Give the number of lines in the listing that hold the word "name". Write nothing but that number.

══════════════════════════════

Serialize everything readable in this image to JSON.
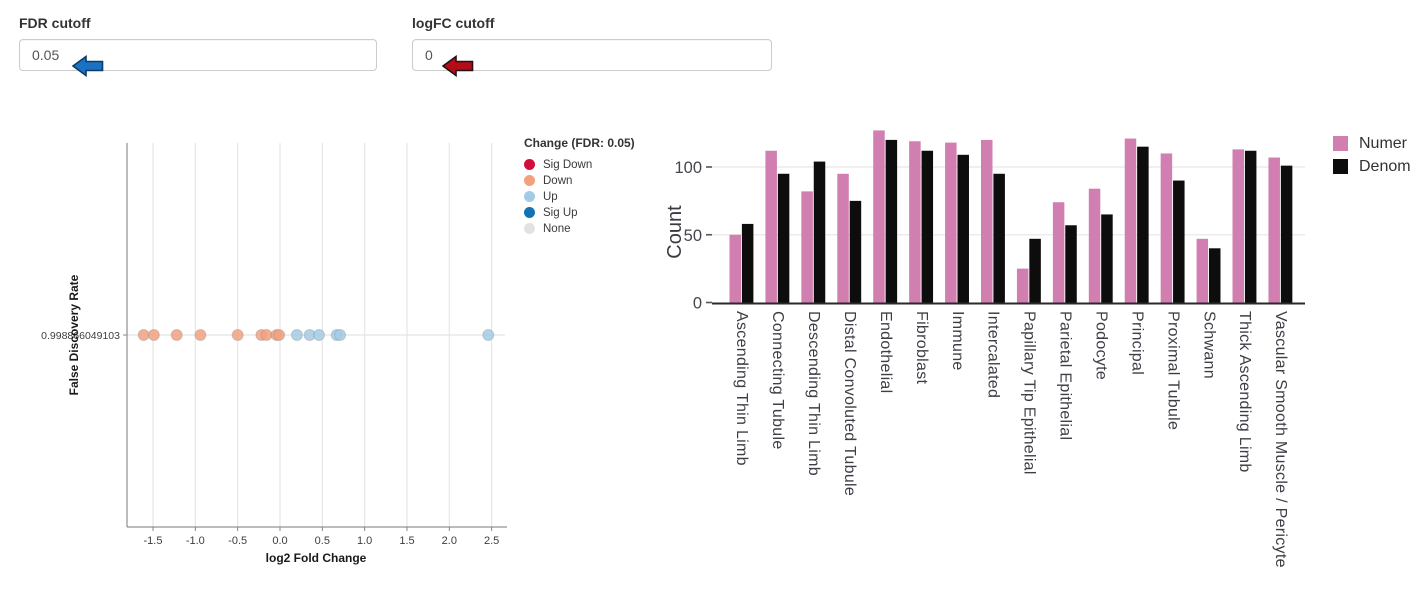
{
  "controls": {
    "fdr": {
      "label": "FDR cutoff",
      "value": "0.05",
      "arrow": {
        "fill": "#1a72c4",
        "stroke": "#0d3b64"
      }
    },
    "logfc": {
      "label": "logFC cutoff",
      "value": "0",
      "arrow": {
        "fill": "#b30d18",
        "stroke": "#23101a"
      }
    }
  },
  "chart_data": [
    {
      "type": "scatter",
      "title": "",
      "xlabel": "log2 Fold Change",
      "ylabel": "False Discovery Rate",
      "xlim": [
        -1.8,
        2.68
      ],
      "x_ticks": [
        -1.5,
        -1.0,
        -0.5,
        0.0,
        0.5,
        1.0,
        1.5,
        2.0,
        2.5
      ],
      "x_tick_labels": [
        "-1.5",
        "-1.0",
        "-0.5",
        "0.0",
        "0.5",
        "1.0",
        "1.5",
        "2.0",
        "2.5"
      ],
      "y_tick_label": "0.998866049103",
      "y_value": "0.998866049103",
      "grid": true,
      "legend": {
        "title": "Change (FDR: 0.05)",
        "position": "right",
        "items": [
          {
            "label": "Sig Down",
            "color": "#d10e3c"
          },
          {
            "label": "Down",
            "color": "#f2a17f"
          },
          {
            "label": "Up",
            "color": "#a3cbe5"
          },
          {
            "label": "Sig Up",
            "color": "#1472b4"
          },
          {
            "label": "None",
            "color": "#e2e2e2"
          }
        ]
      },
      "series": [
        {
          "name": "Down",
          "color": "#f2a17f",
          "x": [
            -1.61,
            -1.49,
            -1.22,
            -0.94,
            -0.5,
            -0.22,
            -0.16,
            -0.04,
            -0.01
          ]
        },
        {
          "name": "Up",
          "color": "#a3cbe5",
          "x": [
            0.2,
            0.35,
            0.46,
            0.67,
            0.71,
            2.46
          ]
        }
      ]
    },
    {
      "type": "bar",
      "title": "",
      "xlabel": "",
      "ylabel": "Count",
      "ylim": [
        0,
        130
      ],
      "y_ticks": [
        0,
        50,
        100
      ],
      "y_tick_labels": [
        "0",
        "50",
        "100"
      ],
      "grid": true,
      "legend_position": "right",
      "categories": [
        "Ascending Thin Limb",
        "Connecting Tubule",
        "Descending Thin Limb",
        "Distal Convoluted Tubule",
        "Endothelial",
        "Fibroblast",
        "Immune",
        "Intercalated",
        "Papillary Tip Epithelial",
        "Parietal Epithelial",
        "Podocyte",
        "Principal",
        "Proximal Tubule",
        "Schwann",
        "Thick Ascending Limb",
        "Vascular Smooth Muscle / Pericyte"
      ],
      "series": [
        {
          "name": "Numer",
          "color": "#d07fb0",
          "values": [
            50,
            112,
            82,
            95,
            127,
            119,
            118,
            120,
            25,
            74,
            84,
            121,
            110,
            47,
            113,
            107
          ]
        },
        {
          "name": "Denom",
          "color": "#0d0d0d",
          "values": [
            58,
            95,
            104,
            75,
            120,
            112,
            109,
            95,
            47,
            57,
            65,
            115,
            90,
            40,
            112,
            101
          ]
        }
      ]
    }
  ]
}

══════════════════════════════

REPLY TO THE TASK> 4